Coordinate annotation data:
....
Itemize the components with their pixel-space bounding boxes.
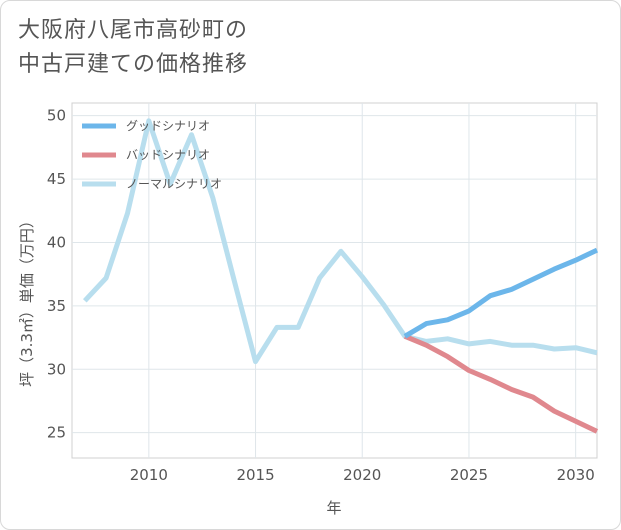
series-lines [82,118,599,434]
y-tick-label: 25 [47,424,66,442]
x-tick-label: 2020 [343,466,381,484]
x-tick-label: 2030 [557,466,595,484]
chart-title: 大阪府八尾市高砂町の 中古戸建ての価格推移 [18,18,249,77]
y-tick-label: 40 [47,233,66,251]
y-tick-label: 30 [47,360,66,378]
legend-label-bad: バッドシナリオ [126,148,210,162]
y-tick-label: 50 [47,107,66,125]
y-axis-label: 坪（3.3㎡）単価（万円） [18,213,36,387]
x-tick-label: 2025 [450,466,488,484]
y-tick-label: 35 [47,297,66,315]
x-axis-label: 年 [326,499,341,517]
series-line-bad [403,333,599,434]
series-line-good [403,247,599,339]
y-tick-label: 45 [47,170,66,188]
legend-label-good: グッドシナリオ [126,119,210,133]
grid-lines [72,103,597,458]
x-tick-label: 2010 [130,466,168,484]
legend-label-normal: ノーマルシナリオ [126,177,222,191]
tick-labels: 2010 2015 2020 2025 2030 25 30 35 40 45 50 [47,107,595,484]
series-line-normal [82,118,598,365]
plot-area [71,102,598,459]
x-tick-label: 2015 [236,466,274,484]
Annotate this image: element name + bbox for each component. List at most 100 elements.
....
• **Given instruction**
Copy every line of the data above word for word, but leave out the pictures.

• **Full output**
Itemize the components with their pixel-space bounding boxes.
series-lines [82,118,599,434]
y-tick-label: 25 [47,424,66,442]
x-tick-label: 2020 [343,466,381,484]
x-tick-label: 2030 [557,466,595,484]
chart-title: 大阪府八尾市高砂町の 中古戸建ての価格推移 [18,18,249,77]
y-tick-label: 40 [47,233,66,251]
y-tick-label: 30 [47,360,66,378]
legend-label-bad: バッドシナリオ [126,148,210,162]
y-tick-label: 50 [47,107,66,125]
y-axis-label: 坪（3.3㎡）単価（万円） [18,213,36,387]
x-tick-label: 2025 [450,466,488,484]
y-tick-label: 35 [47,297,66,315]
x-axis-label: 年 [326,499,341,517]
series-line-bad [403,333,599,434]
series-line-good [403,247,599,339]
y-tick-label: 45 [47,170,66,188]
legend-label-good: グッドシナリオ [126,119,210,133]
grid-lines [72,103,597,458]
x-tick-label: 2010 [130,466,168,484]
legend-label-normal: ノーマルシナリオ [126,177,222,191]
tick-labels: 2010 2015 2020 2025 2030 25 30 35 40 45 50 [47,107,595,484]
series-line-normal [82,118,598,365]
plot-area [71,102,598,459]
x-tick-label: 2015 [236,466,274,484]
Annotate this image: element name + bbox for each component. List at most 100 elements.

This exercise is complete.